BEGIN Listed records
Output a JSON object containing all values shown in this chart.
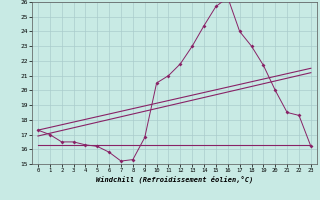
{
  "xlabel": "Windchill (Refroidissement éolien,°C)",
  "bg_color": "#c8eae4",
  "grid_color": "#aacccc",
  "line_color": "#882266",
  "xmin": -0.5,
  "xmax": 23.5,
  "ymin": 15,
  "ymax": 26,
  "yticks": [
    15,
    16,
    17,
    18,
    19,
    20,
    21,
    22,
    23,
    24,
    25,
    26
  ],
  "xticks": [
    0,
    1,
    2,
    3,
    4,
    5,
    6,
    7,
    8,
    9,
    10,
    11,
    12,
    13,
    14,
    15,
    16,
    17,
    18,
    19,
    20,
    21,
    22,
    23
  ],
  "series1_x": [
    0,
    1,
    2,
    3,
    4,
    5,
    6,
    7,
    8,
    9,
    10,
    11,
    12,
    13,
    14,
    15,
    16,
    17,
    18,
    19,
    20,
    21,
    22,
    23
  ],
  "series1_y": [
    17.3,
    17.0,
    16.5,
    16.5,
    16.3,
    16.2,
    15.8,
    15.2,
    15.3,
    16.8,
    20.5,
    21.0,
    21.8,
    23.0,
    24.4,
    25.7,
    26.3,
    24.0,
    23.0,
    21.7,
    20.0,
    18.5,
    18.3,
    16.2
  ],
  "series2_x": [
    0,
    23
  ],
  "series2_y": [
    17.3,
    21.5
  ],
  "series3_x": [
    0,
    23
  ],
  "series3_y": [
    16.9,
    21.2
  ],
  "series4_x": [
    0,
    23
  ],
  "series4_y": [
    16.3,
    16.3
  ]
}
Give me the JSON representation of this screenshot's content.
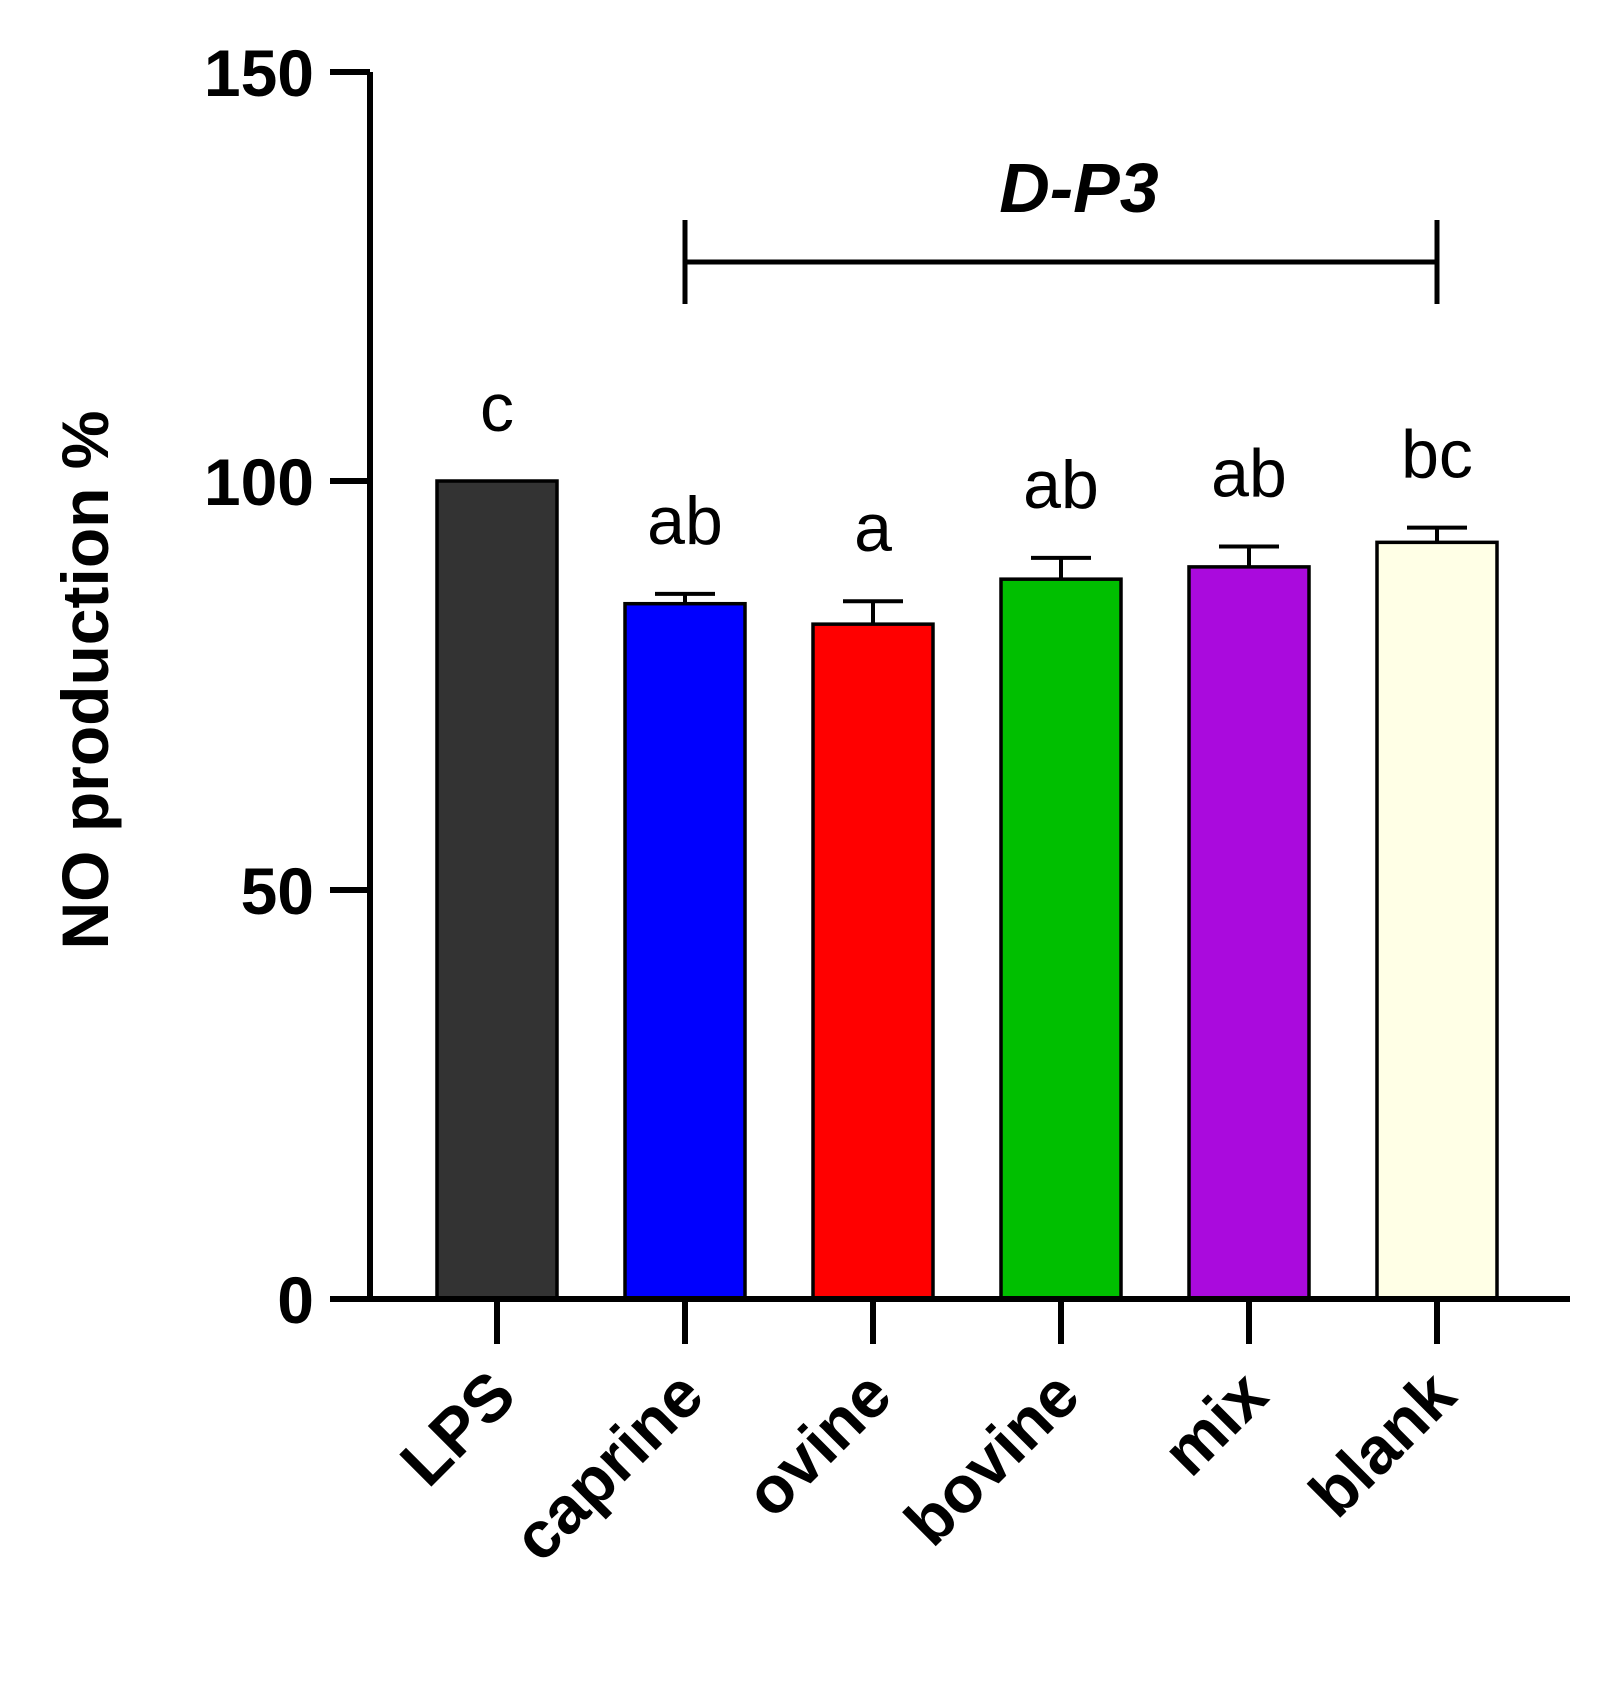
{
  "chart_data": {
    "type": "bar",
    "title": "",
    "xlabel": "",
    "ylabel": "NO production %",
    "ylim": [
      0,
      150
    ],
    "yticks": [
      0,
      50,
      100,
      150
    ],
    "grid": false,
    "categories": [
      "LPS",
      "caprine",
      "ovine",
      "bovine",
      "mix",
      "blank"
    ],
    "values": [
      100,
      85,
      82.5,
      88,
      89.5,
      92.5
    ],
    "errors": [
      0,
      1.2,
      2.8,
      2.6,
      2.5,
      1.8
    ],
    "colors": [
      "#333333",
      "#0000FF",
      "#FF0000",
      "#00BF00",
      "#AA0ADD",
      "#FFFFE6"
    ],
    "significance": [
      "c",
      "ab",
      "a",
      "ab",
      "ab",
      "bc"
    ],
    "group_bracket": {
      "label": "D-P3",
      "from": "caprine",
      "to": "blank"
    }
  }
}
END Listed records
Given task: Every entry must be reproduced exactly, with the images left out.

Exercise output:
Output a JSON object containing all values shown in this chart.
{
  "xlabel": "Windchill (Refroidissement éolien,°C)",
  "bg_color": "#c8eae4",
  "grid_color": "#aacccc",
  "line_color": "#882266",
  "xmin": -0.5,
  "xmax": 23.5,
  "ymin": 15,
  "ymax": 26,
  "yticks": [
    15,
    16,
    17,
    18,
    19,
    20,
    21,
    22,
    23,
    24,
    25,
    26
  ],
  "xticks": [
    0,
    1,
    2,
    3,
    4,
    5,
    6,
    7,
    8,
    9,
    10,
    11,
    12,
    13,
    14,
    15,
    16,
    17,
    18,
    19,
    20,
    21,
    22,
    23
  ],
  "series1_x": [
    0,
    1,
    2,
    3,
    4,
    5,
    6,
    7,
    8,
    9,
    10,
    11,
    12,
    13,
    14,
    15,
    16,
    17,
    18,
    19,
    20,
    21,
    22,
    23
  ],
  "series1_y": [
    17.3,
    17.0,
    16.5,
    16.5,
    16.3,
    16.2,
    15.8,
    15.2,
    15.3,
    16.8,
    20.5,
    21.0,
    21.8,
    23.0,
    24.4,
    25.7,
    26.3,
    24.0,
    23.0,
    21.7,
    20.0,
    18.5,
    18.3,
    16.2
  ],
  "series2_x": [
    0,
    23
  ],
  "series2_y": [
    17.3,
    21.5
  ],
  "series3_x": [
    0,
    23
  ],
  "series3_y": [
    16.9,
    21.2
  ],
  "series4_x": [
    0,
    23
  ],
  "series4_y": [
    16.3,
    16.3
  ]
}
Give me the JSON representation of this screenshot's content.
{
  "chart_data": {
    "type": "bar",
    "title": "",
    "xlabel": "",
    "ylabel": "NO production %",
    "ylim": [
      0,
      150
    ],
    "yticks": [
      0,
      50,
      100,
      150
    ],
    "grid": false,
    "categories": [
      "LPS",
      "caprine",
      "ovine",
      "bovine",
      "mix",
      "blank"
    ],
    "values": [
      100,
      85,
      82.5,
      88,
      89.5,
      92.5
    ],
    "errors": [
      0,
      1.2,
      2.8,
      2.6,
      2.5,
      1.8
    ],
    "colors": [
      "#333333",
      "#0000FF",
      "#FF0000",
      "#00BF00",
      "#AA0ADD",
      "#FFFFE6"
    ],
    "significance": [
      "c",
      "ab",
      "a",
      "ab",
      "ab",
      "bc"
    ],
    "group_bracket": {
      "label": "D-P3",
      "from": "caprine",
      "to": "blank"
    }
  }
}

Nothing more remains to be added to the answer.